Excerpts from a figure dataset
- - - -
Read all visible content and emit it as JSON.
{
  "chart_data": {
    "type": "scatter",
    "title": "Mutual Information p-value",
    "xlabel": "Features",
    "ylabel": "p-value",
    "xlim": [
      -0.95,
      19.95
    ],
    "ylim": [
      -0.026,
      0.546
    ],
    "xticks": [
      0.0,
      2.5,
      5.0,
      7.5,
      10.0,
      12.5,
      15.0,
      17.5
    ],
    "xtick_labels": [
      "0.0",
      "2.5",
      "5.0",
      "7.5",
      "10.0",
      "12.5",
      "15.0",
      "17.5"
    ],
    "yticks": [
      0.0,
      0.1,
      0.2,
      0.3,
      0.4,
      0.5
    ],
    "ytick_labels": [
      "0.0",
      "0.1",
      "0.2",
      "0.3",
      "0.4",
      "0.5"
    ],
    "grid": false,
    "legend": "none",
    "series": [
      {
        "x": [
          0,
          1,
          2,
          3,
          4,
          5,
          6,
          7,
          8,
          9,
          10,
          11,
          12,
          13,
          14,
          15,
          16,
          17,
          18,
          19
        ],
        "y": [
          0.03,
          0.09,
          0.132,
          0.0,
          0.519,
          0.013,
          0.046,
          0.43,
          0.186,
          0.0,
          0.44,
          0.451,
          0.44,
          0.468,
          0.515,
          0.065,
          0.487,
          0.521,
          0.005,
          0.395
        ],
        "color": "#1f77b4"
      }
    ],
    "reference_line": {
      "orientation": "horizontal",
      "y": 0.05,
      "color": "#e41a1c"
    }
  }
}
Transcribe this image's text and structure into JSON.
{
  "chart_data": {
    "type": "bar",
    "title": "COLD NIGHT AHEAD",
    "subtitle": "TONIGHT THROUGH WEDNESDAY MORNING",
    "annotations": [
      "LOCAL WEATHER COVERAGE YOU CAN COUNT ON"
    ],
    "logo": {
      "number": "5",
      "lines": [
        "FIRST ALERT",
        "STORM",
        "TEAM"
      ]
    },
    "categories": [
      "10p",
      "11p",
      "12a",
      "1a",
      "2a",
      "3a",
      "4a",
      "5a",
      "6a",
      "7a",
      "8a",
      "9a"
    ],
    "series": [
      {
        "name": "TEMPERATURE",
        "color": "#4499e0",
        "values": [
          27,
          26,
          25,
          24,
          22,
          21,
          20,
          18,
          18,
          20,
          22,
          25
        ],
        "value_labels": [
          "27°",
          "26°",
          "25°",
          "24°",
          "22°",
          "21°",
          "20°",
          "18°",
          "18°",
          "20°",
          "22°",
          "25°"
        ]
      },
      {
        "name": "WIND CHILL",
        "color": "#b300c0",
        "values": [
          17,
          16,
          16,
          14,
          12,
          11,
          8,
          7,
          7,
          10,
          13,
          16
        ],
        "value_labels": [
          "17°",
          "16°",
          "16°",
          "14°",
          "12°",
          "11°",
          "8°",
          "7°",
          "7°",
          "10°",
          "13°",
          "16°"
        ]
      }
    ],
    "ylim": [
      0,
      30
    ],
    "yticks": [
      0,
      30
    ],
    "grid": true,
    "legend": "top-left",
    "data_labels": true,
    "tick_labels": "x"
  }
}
- - - -
**Exercise:**
Copy every record exactly as presented.

**Solution to this problem:**
Read all visible content and emit it as JSON.
{
  "chart_data": {
    "type": "scatter",
    "title": "Mutual Information p-value",
    "xlabel": "Features",
    "ylabel": "p-value",
    "xlim": [
      -0.95,
      19.95
    ],
    "ylim": [
      -0.026,
      0.546
    ],
    "xticks": [
      0.0,
      2.5,
      5.0,
      7.5,
      10.0,
      12.5,
      15.0,
      17.5
    ],
    "xtick_labels": [
      "0.0",
      "2.5",
      "5.0",
      "7.5",
      "10.0",
      "12.5",
      "15.0",
      "17.5"
    ],
    "yticks": [
      0.0,
      0.1,
      0.2,
      0.3,
      0.4,
      0.5
    ],
    "ytick_labels": [
      "0.0",
      "0.1",
      "0.2",
      "0.3",
      "0.4",
      "0.5"
    ],
    "grid": false,
    "legend": "none",
    "series": [
      {
        "x": [
          0,
          1,
          2,
          3,
          4,
          5,
          6,
          7,
          8,
          9,
          10,
          11,
          12,
          13,
          14,
          15,
          16,
          17,
          18,
          19
        ],
        "y": [
          0.03,
          0.09,
          0.132,
          0.0,
          0.519,
          0.013,
          0.046,
          0.43,
          0.186,
          0.0,
          0.44,
          0.451,
          0.44,
          0.468,
          0.515,
          0.065,
          0.487,
          0.521,
          0.005,
          0.395
        ],
        "color": "#1f77b4"
      }
    ],
    "reference_line": {
      "orientation": "horizontal",
      "y": 0.05,
      "color": "#e41a1c"
    }
  }
}
Transcribe this image's text and structure into JSON.
{
  "chart_data": {
    "type": "bar",
    "title": "COLD NIGHT AHEAD",
    "subtitle": "TONIGHT THROUGH WEDNESDAY MORNING",
    "annotations": [
      "LOCAL WEATHER COVERAGE YOU CAN COUNT ON"
    ],
    "logo": {
      "number": "5",
      "lines": [
        "FIRST ALERT",
        "STORM",
        "TEAM"
      ]
    },
    "categories": [
      "10p",
      "11p",
      "12a",
      "1a",
      "2a",
      "3a",
      "4a",
      "5a",
      "6a",
      "7a",
      "8a",
      "9a"
    ],
    "series": [
      {
        "name": "TEMPERATURE",
        "color": "#4499e0",
        "values": [
          27,
          26,
          25,
          24,
          22,
          21,
          20,
          18,
          18,
          20,
          22,
          25
        ],
        "value_labels": [
          "27°",
          "26°",
          "25°",
          "24°",
          "22°",
          "21°",
          "20°",
          "18°",
          "18°",
          "20°",
          "22°",
          "25°"
        ]
      },
      {
        "name": "WIND CHILL",
        "color": "#b300c0",
        "values": [
          17,
          16,
          16,
          14,
          12,
          11,
          8,
          7,
          7,
          10,
          13,
          16
        ],
        "value_labels": [
          "17°",
          "16°",
          "16°",
          "14°",
          "12°",
          "11°",
          "8°",
          "7°",
          "7°",
          "10°",
          "13°",
          "16°"
        ]
      }
    ],
    "ylim": [
      0,
      30
    ],
    "yticks": [
      0,
      30
    ],
    "grid": true,
    "legend": "top-left",
    "data_labels": true,
    "tick_labels": "x"
  }
}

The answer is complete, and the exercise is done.